§ **Text**:

····················

To understand the sale technique, it is first necessary to review valuation discount planning. For transfer tax purposes, the fair market value of an asset is the price a willing buyer would pay a willing seller for the asset.18 Under the willing buyer-willing seller test, it is often possible to position the assets in such a way that their value is significantly reduced. Although there are a number of methods to arrange the assets to reduce their value for transfer tax purposes, the most popular method is to contribute the assets to a family limited partnership (FLP).
A FLP is a limited partnership among family members or trusts for their benefit.19 The general partners have control; the limited partners have no control. The limited partnership interests can be transferred at a discount from the pro-rata value of the partnership's underlying assets since they are nonvoting interests in a closely held entity. Two principal discounts apply in valuing a limited partnership interest: a minority interest discount and a lack of marketability discount. The minority interest discount is applied because limited partnership interests have no voting power. The lack of marketability discount is applied because a partnership interest in a closely held entity does not have a ready market and because of transferability restrictions included in the partnership agreement.
Using the facts from Opportunity Shifting Example #2, assume Wife contributes $1.98 million worth of assets and Husband contributes $20,000 worth of assets to a FLP. In exchange for the $2 million worth of assets, Wife receives a 1 percent general partnership interest and a 98 percent limited partnership interest, and Husband receives a 1 percent limited partnership interest. If Wife were to sell a 90 percent limited partnership interest -- without considering the willing buyer-willing seller definition of fair market value -- one might conclude that the fair sales price would be 90 percent of $2 million (i.e., $1.8 million). However, due to the minority interest and marketability discounts, a qualified appraisal might show that the fair market value is closer to only $1 million.20 Estate planners frequently use discounts to leverage the amount that the client may gift.
An asset worth $1 million certainly may be sold by the grantor to a defective trust in exchange for $1 million cash without any income tax ramifications.21 Similarly, assuming a 44.44 percent discount, limited partnership interests with a nondiscounted pro-rata value of $1.8 million can also be sold to a defective trust for $1 million cash without any income tax ramifications.
The sale of assets at a discount is significantly enhanced by leveraging the sale using a deferred payment. The interest-only installment sale with a balloon payment will be illustrated herein, but a private annuity or a self-canceling installment note might also be considered if the client's situation makes either of these alternatives more favorable. As mentioned previously, the general rule of thumb used by estate planners is that the trust must have a fair market value of at least 10 percent of the fair market value of the assets being sold to the trust. Thus, no more than a 10 to 1 ratio of assets being sold to assets independently owned by the trust should be used.

····················

§ **Entries**:
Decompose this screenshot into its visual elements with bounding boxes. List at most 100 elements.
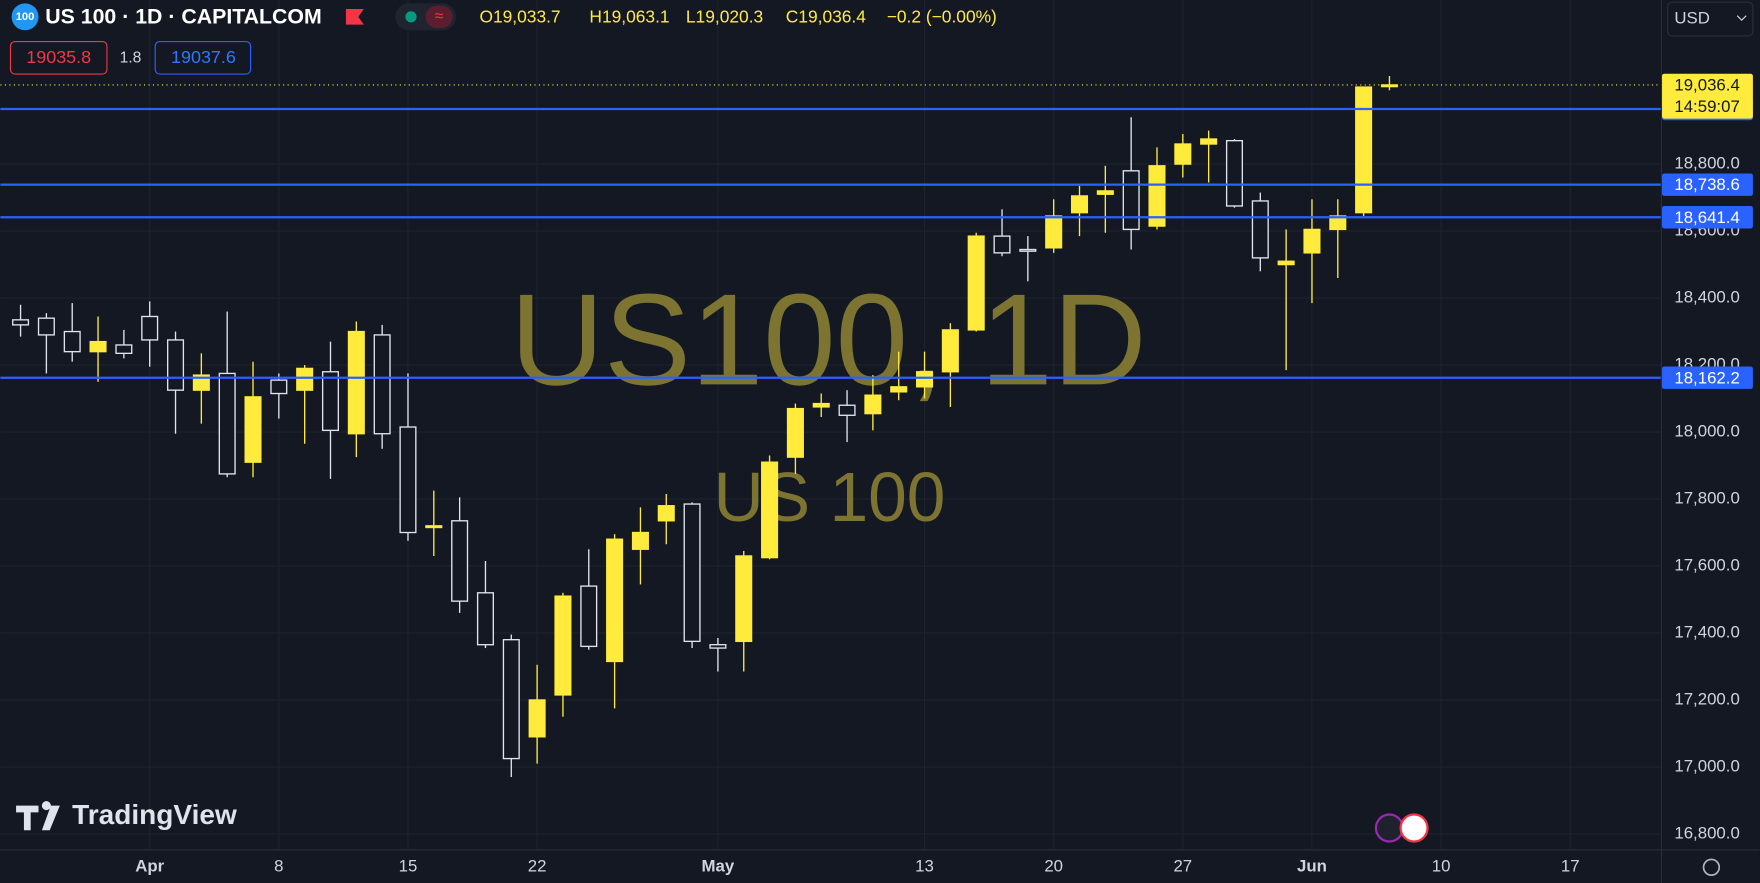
candle-body	[399, 426, 417, 534]
symbol-title[interactable]: US 100 · 1D · CAPITALCOM	[45, 5, 322, 29]
candle-body	[941, 329, 959, 373]
watermark-subtitle: US 100	[714, 458, 946, 536]
candle-body	[141, 315, 159, 341]
candle-body	[1070, 195, 1089, 214]
candle-body	[916, 371, 934, 388]
candle-body	[631, 531, 649, 550]
status-icon: ≈	[435, 8, 444, 25]
sell-button[interactable]	[9, 40, 108, 75]
candle-body	[502, 639, 520, 760]
candle-body	[1122, 170, 1140, 231]
candle-body	[606, 538, 624, 663]
candle-body	[1045, 215, 1063, 249]
symbol-badge-text: 100	[16, 11, 35, 23]
x-tick-label: 8	[274, 857, 283, 876]
candle-body	[580, 585, 598, 648]
last-price-box	[1662, 73, 1753, 119]
x-tick-label: 27	[1173, 857, 1192, 876]
candle-body	[683, 503, 701, 643]
y-tick-label: 18,800.0	[1674, 154, 1739, 173]
countdown: 14:59:07	[1674, 97, 1739, 116]
ohlc-low: L19,020.3	[686, 7, 763, 27]
candle-body	[1380, 84, 1398, 88]
x-tick-label: Apr	[135, 857, 164, 876]
candle-body	[89, 340, 107, 353]
candle-body	[1019, 248, 1037, 252]
candle-body	[115, 344, 133, 355]
candle-body	[218, 372, 236, 475]
candle-body	[244, 396, 262, 463]
level-label: 18,162.2	[1674, 368, 1739, 387]
x-tick-label: 13	[915, 857, 934, 876]
candle-body	[864, 394, 882, 415]
dropdown-arrow	[1736, 15, 1747, 21]
candle-body	[657, 505, 675, 522]
candle-body	[1148, 165, 1166, 227]
candle-body	[1251, 200, 1269, 259]
x-tick-label: 10	[1432, 857, 1451, 876]
candle-body	[192, 374, 210, 391]
candle-body	[451, 520, 469, 602]
x-tick-label: May	[702, 857, 735, 876]
level-label: 18,641.4	[1674, 208, 1739, 227]
ohlc-close: C19,036.4	[786, 7, 867, 27]
x-tick-label: 22	[528, 857, 547, 876]
candle-body	[12, 319, 30, 326]
candle-body	[528, 699, 546, 738]
watermark: US100, 1D	[510, 266, 1147, 412]
ohlc-open: O19,033.7	[479, 7, 560, 27]
market-closed-flag	[345, 8, 364, 25]
spread: 1.8	[120, 49, 142, 66]
level-label-box	[1662, 173, 1753, 196]
level-label-box	[1662, 366, 1753, 389]
candle-body	[425, 525, 443, 529]
ohlc-change: −0.2 (−0.00%)	[887, 7, 997, 27]
currency-dropdown[interactable]	[1667, 1, 1754, 37]
y-tick-label: 17,000.0	[1674, 756, 1739, 775]
currency: USD	[1674, 9, 1709, 28]
x-axis: Apr 8 15 22 May 13 20 27 Jun 10 17	[135, 857, 1579, 876]
x-tick-label: 15	[399, 857, 418, 876]
candle-body	[1174, 143, 1192, 165]
y-tick-label: 17,600.0	[1674, 555, 1739, 574]
candle-body	[761, 461, 779, 559]
economic-events-icon[interactable]	[1399, 813, 1429, 843]
events-icon[interactable]	[1374, 813, 1404, 843]
candle-body	[63, 330, 81, 353]
candle-body	[37, 317, 55, 336]
status-dot	[405, 11, 417, 23]
candle-body	[1329, 215, 1347, 231]
y-tick-label: 18,400.0	[1674, 288, 1739, 307]
candle-body	[1303, 228, 1321, 254]
y-tick-label: 17,400.0	[1674, 622, 1739, 641]
candle-body	[735, 555, 753, 643]
buy-price: 19037.6	[171, 47, 236, 67]
candle-body	[476, 592, 494, 646]
candle-body	[709, 644, 727, 649]
candle-body	[1225, 139, 1244, 207]
y-tick-label: 17,200.0	[1674, 689, 1739, 708]
candle-body	[1200, 138, 1218, 145]
candle-body	[270, 379, 288, 395]
candle-body	[967, 235, 985, 331]
candle-body	[1355, 86, 1373, 214]
candle-body	[347, 330, 365, 435]
candle-body	[993, 235, 1011, 254]
x-tick-label: Jun	[1297, 857, 1327, 876]
x-tick-label: 17	[1561, 857, 1580, 876]
status-badge	[425, 5, 453, 29]
candle-body	[373, 334, 391, 435]
plot	[0, 75, 1661, 777]
y-tick-label: 17,800.0	[1674, 488, 1739, 507]
candle-body	[890, 386, 908, 393]
x-tick-label: 20	[1044, 857, 1063, 876]
level-label-box	[1662, 206, 1753, 229]
candle-body	[554, 595, 572, 696]
candle-body	[838, 404, 856, 416]
y-tick-label: 18,000.0	[1674, 421, 1739, 440]
buy-button[interactable]	[154, 40, 252, 75]
sell-price: 19035.8	[26, 47, 91, 67]
settings-icon[interactable]	[1702, 858, 1721, 876]
candle-body	[296, 367, 314, 391]
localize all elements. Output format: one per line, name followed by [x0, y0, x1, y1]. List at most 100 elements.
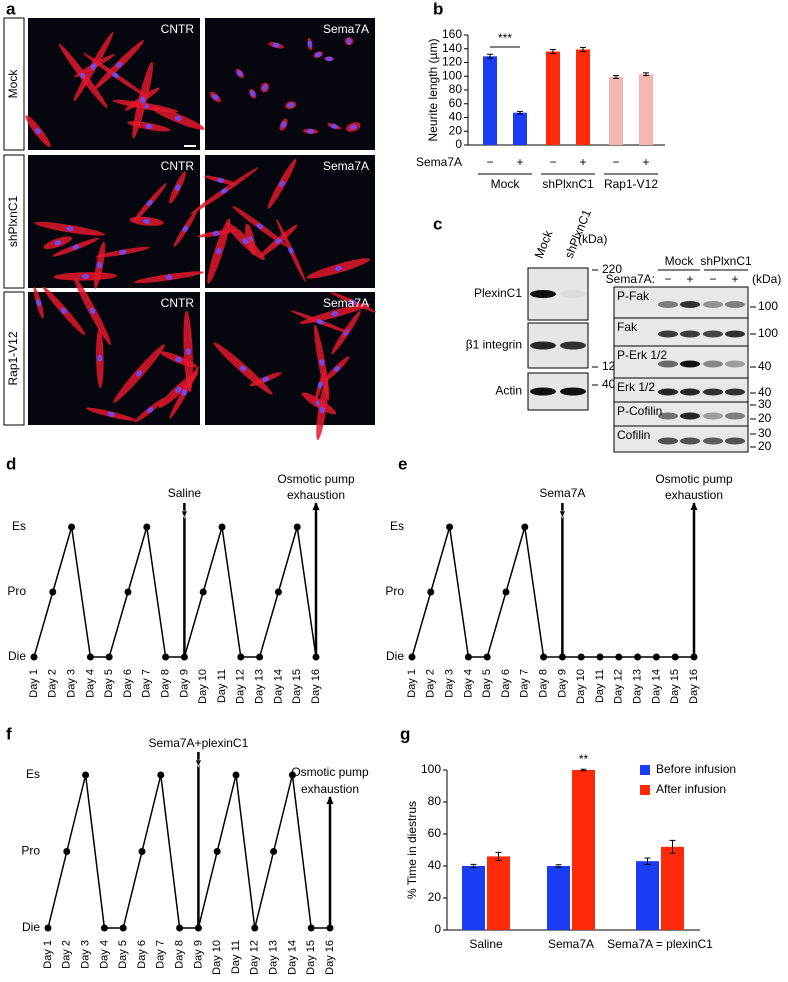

····················

§ **Task description**: Set down, word for word, everything in the valuation-discount text from "To understand the" down to "limited partnership (FLP).".

§ **The result**:
To understand the sale technique, it is first necessary to review valuation discount planning. For transfer tax purposes, the fair market value of an asset is the price a willing buyer would pay a willing seller for the asset.18 Under the willing buyer-willing seller test, it is often possible to position the assets in such a way that their value is significantly reduced. Although there are a number of methods to arrange the assets to reduce their value for transfer tax purposes, the most popular method is to contribute the assets to a family limited partnership (FLP).